** START RECORDS TO PROCESS **

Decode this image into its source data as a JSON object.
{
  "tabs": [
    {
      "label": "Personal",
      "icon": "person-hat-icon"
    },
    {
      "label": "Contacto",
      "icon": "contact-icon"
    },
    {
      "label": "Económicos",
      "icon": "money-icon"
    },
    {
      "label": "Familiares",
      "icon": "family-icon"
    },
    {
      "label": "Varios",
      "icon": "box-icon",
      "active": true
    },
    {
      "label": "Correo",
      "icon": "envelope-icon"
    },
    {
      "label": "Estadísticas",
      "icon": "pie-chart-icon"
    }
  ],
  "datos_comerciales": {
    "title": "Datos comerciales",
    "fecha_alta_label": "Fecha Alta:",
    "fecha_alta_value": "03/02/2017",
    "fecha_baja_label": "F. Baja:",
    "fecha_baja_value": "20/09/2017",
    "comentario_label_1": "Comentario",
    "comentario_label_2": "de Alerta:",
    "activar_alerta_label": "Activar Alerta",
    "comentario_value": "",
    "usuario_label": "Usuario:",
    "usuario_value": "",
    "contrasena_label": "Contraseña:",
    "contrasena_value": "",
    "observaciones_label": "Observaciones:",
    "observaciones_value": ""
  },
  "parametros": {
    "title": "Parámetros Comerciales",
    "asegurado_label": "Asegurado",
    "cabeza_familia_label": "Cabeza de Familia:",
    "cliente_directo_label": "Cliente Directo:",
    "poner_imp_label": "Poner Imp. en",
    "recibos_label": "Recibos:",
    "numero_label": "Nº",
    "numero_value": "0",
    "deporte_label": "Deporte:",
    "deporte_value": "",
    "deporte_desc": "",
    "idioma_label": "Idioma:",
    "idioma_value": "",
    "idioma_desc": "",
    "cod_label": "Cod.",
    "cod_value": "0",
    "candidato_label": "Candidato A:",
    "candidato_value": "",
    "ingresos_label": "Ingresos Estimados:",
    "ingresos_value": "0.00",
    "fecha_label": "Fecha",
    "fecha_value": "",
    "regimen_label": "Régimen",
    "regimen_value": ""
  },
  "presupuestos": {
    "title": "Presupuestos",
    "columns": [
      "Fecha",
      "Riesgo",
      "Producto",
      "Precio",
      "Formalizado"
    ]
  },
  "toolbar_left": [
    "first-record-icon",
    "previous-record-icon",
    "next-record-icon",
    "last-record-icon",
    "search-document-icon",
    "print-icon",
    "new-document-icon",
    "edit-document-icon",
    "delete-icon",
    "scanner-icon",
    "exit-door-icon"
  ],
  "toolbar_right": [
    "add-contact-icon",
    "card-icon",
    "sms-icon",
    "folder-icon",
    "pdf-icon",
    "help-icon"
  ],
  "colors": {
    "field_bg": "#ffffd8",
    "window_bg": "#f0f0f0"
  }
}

** END RECORDS TO PROCESS **
** START RECORDS TO PROCESS **

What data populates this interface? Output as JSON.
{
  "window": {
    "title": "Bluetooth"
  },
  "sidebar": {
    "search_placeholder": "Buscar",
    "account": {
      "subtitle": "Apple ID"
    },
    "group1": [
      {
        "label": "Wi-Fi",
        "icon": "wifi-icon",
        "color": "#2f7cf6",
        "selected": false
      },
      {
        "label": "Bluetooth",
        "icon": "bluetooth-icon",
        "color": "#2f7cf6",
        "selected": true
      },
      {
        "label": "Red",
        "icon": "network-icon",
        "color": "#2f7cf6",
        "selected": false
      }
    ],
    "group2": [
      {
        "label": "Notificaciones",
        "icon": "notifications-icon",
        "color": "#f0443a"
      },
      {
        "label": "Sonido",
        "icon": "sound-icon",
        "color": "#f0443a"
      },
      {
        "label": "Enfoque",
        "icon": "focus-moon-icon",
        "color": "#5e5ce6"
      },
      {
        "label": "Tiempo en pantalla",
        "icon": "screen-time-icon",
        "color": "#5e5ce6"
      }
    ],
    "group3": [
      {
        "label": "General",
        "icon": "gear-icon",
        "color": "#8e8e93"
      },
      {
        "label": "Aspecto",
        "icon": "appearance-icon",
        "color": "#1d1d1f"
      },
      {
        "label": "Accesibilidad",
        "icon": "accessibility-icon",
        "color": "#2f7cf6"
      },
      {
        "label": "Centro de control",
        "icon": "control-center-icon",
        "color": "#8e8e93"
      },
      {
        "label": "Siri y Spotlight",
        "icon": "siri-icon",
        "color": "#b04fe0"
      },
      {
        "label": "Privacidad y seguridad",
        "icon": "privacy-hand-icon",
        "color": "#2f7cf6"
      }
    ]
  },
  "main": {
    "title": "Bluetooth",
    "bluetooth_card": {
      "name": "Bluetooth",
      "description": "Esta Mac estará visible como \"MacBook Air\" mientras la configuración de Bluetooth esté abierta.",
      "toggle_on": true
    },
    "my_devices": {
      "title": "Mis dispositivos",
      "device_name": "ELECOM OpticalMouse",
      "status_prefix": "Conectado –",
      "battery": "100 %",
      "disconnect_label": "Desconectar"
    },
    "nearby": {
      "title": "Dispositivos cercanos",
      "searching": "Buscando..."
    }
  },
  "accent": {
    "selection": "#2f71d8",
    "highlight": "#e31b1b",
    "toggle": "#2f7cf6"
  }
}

** END RECORDS TO PROCESS **

- _WHAT THE TASK REQUIRES_
Search the lines above for the string "document" and copy each line that has it.

- _CORRECT RESPONSE_
    "search-document-icon",
    "new-document-icon",
    "edit-document-icon",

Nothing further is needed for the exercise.